**What to produce:**
Where a line in the listing below contains the word "document", copy that line.

**Records provided:**
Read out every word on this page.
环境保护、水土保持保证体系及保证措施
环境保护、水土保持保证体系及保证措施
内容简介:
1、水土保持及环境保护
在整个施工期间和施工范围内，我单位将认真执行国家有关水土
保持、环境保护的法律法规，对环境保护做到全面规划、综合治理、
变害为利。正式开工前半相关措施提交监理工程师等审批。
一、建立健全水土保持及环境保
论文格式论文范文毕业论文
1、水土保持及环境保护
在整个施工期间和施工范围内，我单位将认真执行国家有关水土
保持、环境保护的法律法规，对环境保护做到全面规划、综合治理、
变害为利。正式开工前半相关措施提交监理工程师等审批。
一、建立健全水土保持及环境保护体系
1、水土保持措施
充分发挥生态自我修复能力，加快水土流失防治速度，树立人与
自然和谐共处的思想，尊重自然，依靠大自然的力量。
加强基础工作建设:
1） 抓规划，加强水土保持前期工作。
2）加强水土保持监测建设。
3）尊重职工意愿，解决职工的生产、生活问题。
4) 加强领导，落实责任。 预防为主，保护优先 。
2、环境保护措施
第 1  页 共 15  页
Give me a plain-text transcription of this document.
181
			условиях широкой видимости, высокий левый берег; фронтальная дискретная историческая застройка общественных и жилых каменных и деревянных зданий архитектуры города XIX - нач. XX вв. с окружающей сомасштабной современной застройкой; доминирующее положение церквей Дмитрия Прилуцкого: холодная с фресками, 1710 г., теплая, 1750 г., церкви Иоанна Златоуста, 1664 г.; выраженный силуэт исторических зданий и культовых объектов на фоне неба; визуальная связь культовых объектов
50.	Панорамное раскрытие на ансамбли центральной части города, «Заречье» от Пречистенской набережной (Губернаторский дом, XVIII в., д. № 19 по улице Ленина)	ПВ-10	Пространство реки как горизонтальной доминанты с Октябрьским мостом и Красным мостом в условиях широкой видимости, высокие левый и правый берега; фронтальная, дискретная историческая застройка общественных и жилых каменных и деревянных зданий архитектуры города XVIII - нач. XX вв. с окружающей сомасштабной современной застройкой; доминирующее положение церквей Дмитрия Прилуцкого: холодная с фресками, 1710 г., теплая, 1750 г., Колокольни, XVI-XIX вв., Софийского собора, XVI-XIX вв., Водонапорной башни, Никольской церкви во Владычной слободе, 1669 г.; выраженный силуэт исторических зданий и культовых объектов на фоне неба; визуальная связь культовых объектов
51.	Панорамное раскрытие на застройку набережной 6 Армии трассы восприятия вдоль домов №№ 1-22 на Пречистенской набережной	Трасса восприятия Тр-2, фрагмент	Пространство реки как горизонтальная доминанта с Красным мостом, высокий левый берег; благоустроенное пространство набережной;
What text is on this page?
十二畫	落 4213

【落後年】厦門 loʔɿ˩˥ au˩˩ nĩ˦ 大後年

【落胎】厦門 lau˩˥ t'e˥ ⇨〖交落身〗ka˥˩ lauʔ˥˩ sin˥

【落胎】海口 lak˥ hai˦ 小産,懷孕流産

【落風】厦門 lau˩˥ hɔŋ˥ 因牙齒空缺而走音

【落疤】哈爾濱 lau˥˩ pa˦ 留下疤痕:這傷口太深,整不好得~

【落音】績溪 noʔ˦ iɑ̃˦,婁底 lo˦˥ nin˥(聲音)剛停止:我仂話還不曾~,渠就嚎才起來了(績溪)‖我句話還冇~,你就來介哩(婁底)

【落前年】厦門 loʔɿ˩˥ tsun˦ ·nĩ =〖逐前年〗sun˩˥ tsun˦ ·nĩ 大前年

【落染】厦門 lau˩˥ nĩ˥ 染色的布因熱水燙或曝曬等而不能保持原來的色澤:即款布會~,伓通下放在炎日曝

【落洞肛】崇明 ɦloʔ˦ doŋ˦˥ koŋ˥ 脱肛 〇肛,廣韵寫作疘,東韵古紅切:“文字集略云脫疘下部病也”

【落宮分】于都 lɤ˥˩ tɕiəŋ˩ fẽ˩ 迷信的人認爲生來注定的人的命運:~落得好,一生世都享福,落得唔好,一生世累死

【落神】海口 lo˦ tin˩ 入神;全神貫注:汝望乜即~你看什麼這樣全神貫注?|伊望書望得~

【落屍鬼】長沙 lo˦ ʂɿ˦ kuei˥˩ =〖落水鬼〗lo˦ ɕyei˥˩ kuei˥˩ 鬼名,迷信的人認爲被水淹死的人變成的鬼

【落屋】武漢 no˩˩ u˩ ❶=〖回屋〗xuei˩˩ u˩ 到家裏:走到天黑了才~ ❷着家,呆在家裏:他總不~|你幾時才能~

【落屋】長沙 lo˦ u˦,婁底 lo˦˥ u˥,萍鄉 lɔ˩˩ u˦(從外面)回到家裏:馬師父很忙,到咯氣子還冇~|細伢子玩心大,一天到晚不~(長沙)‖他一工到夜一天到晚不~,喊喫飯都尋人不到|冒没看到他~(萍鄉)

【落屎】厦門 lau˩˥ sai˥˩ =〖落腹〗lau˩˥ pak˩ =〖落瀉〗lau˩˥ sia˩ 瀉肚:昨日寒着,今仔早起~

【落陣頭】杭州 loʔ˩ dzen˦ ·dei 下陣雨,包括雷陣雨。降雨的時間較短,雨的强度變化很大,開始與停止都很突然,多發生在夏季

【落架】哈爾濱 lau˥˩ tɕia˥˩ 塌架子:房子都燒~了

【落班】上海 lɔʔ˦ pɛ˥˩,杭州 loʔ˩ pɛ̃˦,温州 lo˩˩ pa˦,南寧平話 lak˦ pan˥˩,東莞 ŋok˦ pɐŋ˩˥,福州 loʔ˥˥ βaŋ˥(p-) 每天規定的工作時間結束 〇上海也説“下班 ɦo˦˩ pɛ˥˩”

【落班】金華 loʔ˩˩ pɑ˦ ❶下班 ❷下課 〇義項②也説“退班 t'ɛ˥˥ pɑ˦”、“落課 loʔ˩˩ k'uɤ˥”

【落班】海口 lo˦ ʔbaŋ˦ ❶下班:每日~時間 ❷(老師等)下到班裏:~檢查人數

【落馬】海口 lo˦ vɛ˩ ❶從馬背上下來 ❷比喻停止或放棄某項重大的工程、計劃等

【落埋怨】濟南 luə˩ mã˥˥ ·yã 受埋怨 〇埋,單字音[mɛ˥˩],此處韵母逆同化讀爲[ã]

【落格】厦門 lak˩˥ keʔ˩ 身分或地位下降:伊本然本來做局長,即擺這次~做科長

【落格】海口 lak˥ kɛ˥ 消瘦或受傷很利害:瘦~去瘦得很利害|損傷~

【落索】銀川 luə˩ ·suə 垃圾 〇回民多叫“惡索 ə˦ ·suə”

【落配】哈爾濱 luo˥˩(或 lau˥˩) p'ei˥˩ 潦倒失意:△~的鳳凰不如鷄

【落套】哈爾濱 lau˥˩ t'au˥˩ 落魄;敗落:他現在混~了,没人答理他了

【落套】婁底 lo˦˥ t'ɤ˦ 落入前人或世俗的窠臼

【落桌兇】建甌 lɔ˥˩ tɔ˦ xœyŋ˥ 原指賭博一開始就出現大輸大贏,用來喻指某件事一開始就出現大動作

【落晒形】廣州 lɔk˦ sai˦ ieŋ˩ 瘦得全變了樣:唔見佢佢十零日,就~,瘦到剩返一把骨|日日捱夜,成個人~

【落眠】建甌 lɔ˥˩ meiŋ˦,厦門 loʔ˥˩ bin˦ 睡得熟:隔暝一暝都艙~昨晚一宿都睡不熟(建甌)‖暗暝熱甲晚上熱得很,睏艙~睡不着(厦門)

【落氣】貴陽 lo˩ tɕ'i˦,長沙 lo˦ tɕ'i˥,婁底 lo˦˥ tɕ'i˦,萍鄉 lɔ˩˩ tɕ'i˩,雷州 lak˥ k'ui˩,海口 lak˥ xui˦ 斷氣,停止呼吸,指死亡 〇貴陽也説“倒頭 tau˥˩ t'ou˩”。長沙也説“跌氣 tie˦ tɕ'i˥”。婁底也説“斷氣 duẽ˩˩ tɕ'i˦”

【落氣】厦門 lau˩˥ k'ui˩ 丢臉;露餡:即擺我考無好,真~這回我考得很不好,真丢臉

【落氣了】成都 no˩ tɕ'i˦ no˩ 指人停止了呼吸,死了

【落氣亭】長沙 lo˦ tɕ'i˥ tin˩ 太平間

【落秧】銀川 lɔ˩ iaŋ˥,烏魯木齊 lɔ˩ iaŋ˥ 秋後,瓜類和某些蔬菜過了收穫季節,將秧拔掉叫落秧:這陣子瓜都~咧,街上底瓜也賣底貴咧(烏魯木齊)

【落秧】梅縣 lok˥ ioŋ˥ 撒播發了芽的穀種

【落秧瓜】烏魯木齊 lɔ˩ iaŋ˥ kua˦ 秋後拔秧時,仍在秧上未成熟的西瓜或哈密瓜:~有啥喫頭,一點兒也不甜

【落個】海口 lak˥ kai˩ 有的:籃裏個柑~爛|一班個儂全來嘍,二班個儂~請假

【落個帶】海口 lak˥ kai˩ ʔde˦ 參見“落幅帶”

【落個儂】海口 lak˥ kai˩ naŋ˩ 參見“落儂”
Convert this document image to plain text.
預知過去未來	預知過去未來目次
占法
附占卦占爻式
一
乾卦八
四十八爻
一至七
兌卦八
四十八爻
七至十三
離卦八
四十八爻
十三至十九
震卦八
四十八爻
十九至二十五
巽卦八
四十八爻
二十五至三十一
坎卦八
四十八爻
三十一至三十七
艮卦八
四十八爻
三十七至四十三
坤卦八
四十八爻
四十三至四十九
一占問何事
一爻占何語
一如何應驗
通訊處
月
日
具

**Answer to the exercise:**
Give me a plain-text transcription of this document.
Convert this document image to plain text.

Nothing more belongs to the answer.